### [What needs to be done]
Set down the full listing exactly, character for character.

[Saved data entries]

>> Start

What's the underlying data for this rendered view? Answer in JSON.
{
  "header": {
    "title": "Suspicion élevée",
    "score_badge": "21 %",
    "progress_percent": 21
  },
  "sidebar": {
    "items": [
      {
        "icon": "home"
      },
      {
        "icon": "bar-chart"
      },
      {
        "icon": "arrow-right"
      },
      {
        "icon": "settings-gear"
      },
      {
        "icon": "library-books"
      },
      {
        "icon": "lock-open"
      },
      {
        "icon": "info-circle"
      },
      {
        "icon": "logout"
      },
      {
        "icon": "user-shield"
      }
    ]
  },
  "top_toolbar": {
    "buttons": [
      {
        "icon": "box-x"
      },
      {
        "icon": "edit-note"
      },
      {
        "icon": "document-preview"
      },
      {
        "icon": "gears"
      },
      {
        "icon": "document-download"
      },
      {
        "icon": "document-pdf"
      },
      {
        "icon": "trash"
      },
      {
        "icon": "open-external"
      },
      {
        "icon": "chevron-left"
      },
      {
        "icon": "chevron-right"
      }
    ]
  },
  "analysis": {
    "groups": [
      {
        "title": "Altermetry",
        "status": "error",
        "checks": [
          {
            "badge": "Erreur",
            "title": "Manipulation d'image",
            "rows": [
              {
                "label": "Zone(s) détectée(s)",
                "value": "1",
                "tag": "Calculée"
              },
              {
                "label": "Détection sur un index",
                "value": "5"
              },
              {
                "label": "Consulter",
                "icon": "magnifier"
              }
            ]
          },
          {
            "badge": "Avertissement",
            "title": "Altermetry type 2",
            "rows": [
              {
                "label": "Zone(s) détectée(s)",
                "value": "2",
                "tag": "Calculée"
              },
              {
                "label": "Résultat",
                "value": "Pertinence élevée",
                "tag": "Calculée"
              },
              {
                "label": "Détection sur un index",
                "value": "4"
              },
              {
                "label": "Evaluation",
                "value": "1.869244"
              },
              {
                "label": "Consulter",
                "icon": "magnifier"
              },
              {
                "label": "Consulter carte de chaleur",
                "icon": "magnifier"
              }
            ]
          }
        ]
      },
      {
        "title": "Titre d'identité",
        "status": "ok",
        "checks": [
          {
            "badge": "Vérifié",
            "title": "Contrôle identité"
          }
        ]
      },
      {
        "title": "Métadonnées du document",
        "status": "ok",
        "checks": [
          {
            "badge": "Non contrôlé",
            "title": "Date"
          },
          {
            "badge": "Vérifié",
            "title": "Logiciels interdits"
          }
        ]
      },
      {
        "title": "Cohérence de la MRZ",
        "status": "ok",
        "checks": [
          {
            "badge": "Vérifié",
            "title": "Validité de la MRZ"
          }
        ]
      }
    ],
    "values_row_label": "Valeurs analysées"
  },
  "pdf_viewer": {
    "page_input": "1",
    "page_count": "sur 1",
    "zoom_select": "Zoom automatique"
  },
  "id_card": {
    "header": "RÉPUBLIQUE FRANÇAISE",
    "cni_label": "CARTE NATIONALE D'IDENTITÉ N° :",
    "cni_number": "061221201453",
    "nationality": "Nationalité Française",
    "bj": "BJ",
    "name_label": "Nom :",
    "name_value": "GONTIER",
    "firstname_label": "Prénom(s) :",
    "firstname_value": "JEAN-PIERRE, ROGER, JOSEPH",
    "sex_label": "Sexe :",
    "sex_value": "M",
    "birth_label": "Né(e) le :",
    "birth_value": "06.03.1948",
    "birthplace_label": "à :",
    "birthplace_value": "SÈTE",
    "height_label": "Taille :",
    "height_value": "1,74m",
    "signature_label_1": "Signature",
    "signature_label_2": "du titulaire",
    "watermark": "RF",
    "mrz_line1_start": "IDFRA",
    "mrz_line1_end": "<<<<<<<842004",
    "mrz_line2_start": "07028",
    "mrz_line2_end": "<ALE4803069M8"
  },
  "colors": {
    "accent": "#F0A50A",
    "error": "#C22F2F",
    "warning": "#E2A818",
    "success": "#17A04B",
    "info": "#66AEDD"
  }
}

>> End

### [Exercise solution]
What's the underlying data for this rendered view? Answer in JSON.
{
  "header": {
    "title": "Suspicion élevée",
    "score_badge": "21 %",
    "progress_percent": 21
  },
  "sidebar": {
    "items": [
      {
        "icon": "home"
      },
      {
        "icon": "bar-chart"
      },
      {
        "icon": "arrow-right"
      },
      {
        "icon": "settings-gear"
      },
      {
        "icon": "library-books"
      },
      {
        "icon": "lock-open"
      },
      {
        "icon": "info-circle"
      },
      {
        "icon": "logout"
      },
      {
        "icon": "user-shield"
      }
    ]
  },
  "top_toolbar": {
    "buttons": [
      {
        "icon": "box-x"
      },
      {
        "icon": "edit-note"
      },
      {
        "icon": "document-preview"
      },
      {
        "icon": "gears"
      },
      {
        "icon": "document-download"
      },
      {
        "icon": "document-pdf"
      },
      {
        "icon": "trash"
      },
      {
        "icon": "open-external"
      },
      {
        "icon": "chevron-left"
      },
      {
        "icon": "chevron-right"
      }
    ]
  },
  "analysis": {
    "groups": [
      {
        "title": "Altermetry",
        "status": "error",
        "checks": [
          {
            "badge": "Erreur",
            "title": "Manipulation d'image",
            "rows": [
              {
                "label": "Zone(s) détectée(s)",
                "value": "1",
                "tag": "Calculée"
              },
              {
                "label": "Détection sur un index",
                "value": "5"
              },
              {
                "label": "Consulter",
                "icon": "magnifier"
              }
            ]
          },
          {
            "badge": "Avertissement",
            "title": "Altermetry type 2",
            "rows": [
              {
                "label": "Zone(s) détectée(s)",
                "value": "2",
                "tag": "Calculée"
              },
              {
                "label": "Résultat",
                "value": "Pertinence élevée",
                "tag": "Calculée"
              },
              {
                "label": "Détection sur un index",
                "value": "4"
              },
              {
                "label": "Evaluation",
                "value": "1.869244"
              },
              {
                "label": "Consulter",
                "icon": "magnifier"
              },
              {
                "label": "Consulter carte de chaleur",
                "icon": "magnifier"
              }
            ]
          }
        ]
      },
      {
        "title": "Titre d'identité",
        "status": "ok",
        "checks": [
          {
            "badge": "Vérifié",
            "title": "Contrôle identité"
          }
        ]
      },
      {
        "title": "Métadonnées du document",
        "status": "ok",
        "checks": [
          {
            "badge": "Non contrôlé",
            "title": "Date"
          },
          {
            "badge": "Vérifié",
            "title": "Logiciels interdits"
          }
        ]
      },
      {
        "title": "Cohérence de la MRZ",
        "status": "ok",
        "checks": [
          {
            "badge": "Vérifié",
            "title": "Validité de la MRZ"
          }
        ]
      }
    ],
    "values_row_label": "Valeurs analysées"
  },
  "pdf_viewer": {
    "page_input": "1",
    "page_count": "sur 1",
    "zoom_select": "Zoom automatique"
  },
  "id_card": {
    "header": "RÉPUBLIQUE FRANÇAISE",
    "cni_label": "CARTE NATIONALE D'IDENTITÉ N° :",
    "cni_number": "061221201453",
    "nationality": "Nationalité Française",
    "bj": "BJ",
    "name_label": "Nom :",
    "name_value": "GONTIER",
    "firstname_label": "Prénom(s) :",
    "firstname_value": "JEAN-PIERRE, ROGER, JOSEPH",
    "sex_label": "Sexe :",
    "sex_value": "M",
    "birth_label": "Né(e) le :",
    "birth_value": "06.03.1948",
    "birthplace_label": "à :",
    "birthplace_value": "SÈTE",
    "height_label": "Taille :",
    "height_value": "1,74m",
    "signature_label_1": "Signature",
    "signature_label_2": "du titulaire",
    "watermark": "RF",
    "mrz_line1_start": "IDFRA",
    "mrz_line1_end": "<<<<<<<842004",
    "mrz_line2_start": "07028",
    "mrz_line2_end": "<ALE4803069M8"
  },
  "colors": {
    "accent": "#F0A50A",
    "error": "#C22F2F",
    "warning": "#E2A818",
    "success": "#17A04B",
    "info": "#66AEDD"
  }
}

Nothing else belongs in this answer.